Exercise requirements:
Using the entries that follow, collect the lines where the word "data" appears.

Record set:
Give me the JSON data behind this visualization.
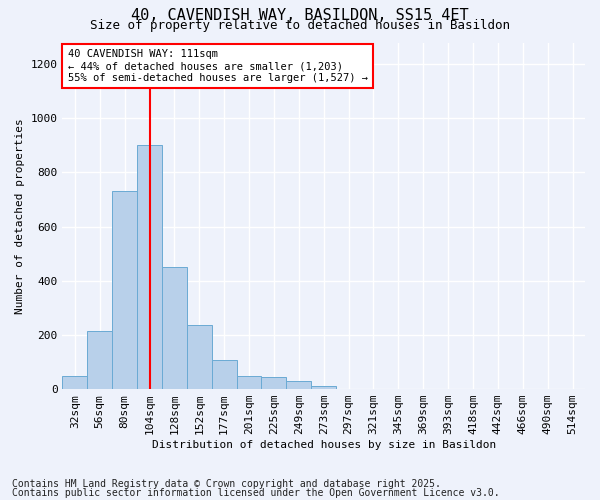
{
  "title1": "40, CAVENDISH WAY, BASILDON, SS15 4ET",
  "title2": "Size of property relative to detached houses in Basildon",
  "xlabel": "Distribution of detached houses by size in Basildon",
  "ylabel": "Number of detached properties",
  "footer1": "Contains HM Land Registry data © Crown copyright and database right 2025.",
  "footer2": "Contains public sector information licensed under the Open Government Licence v3.0.",
  "categories": [
    "32sqm",
    "56sqm",
    "80sqm",
    "104sqm",
    "128sqm",
    "152sqm",
    "177sqm",
    "201sqm",
    "225sqm",
    "249sqm",
    "273sqm",
    "297sqm",
    "321sqm",
    "345sqm",
    "369sqm",
    "393sqm",
    "418sqm",
    "442sqm",
    "466sqm",
    "490sqm",
    "514sqm"
  ],
  "values": [
    50,
    215,
    730,
    900,
    450,
    237,
    107,
    50,
    45,
    30,
    13,
    0,
    0,
    0,
    0,
    0,
    0,
    0,
    0,
    0,
    0
  ],
  "bar_color": "#b8d0ea",
  "bar_edge_color": "#6aaad4",
  "vline_x": 3.0,
  "vline_color": "red",
  "annotation_title": "40 CAVENDISH WAY: 111sqm",
  "annotation_line1": "← 44% of detached houses are smaller (1,203)",
  "annotation_line2": "55% of semi-detached houses are larger (1,527) →",
  "annotation_box_color": "white",
  "annotation_box_edge": "red",
  "ylim": [
    0,
    1280
  ],
  "yticks": [
    0,
    200,
    400,
    600,
    800,
    1000,
    1200
  ],
  "background_color": "#eef2fb",
  "grid_color": "white",
  "title_fontsize": 11,
  "subtitle_fontsize": 9,
  "axis_fontsize": 8,
  "tick_fontsize": 8,
  "footer_fontsize": 7
}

Task result:
Give me the JSON data behind this visualization.
  "footer1": "Contains HM Land Registry data © Crown copyright and database right 2025.",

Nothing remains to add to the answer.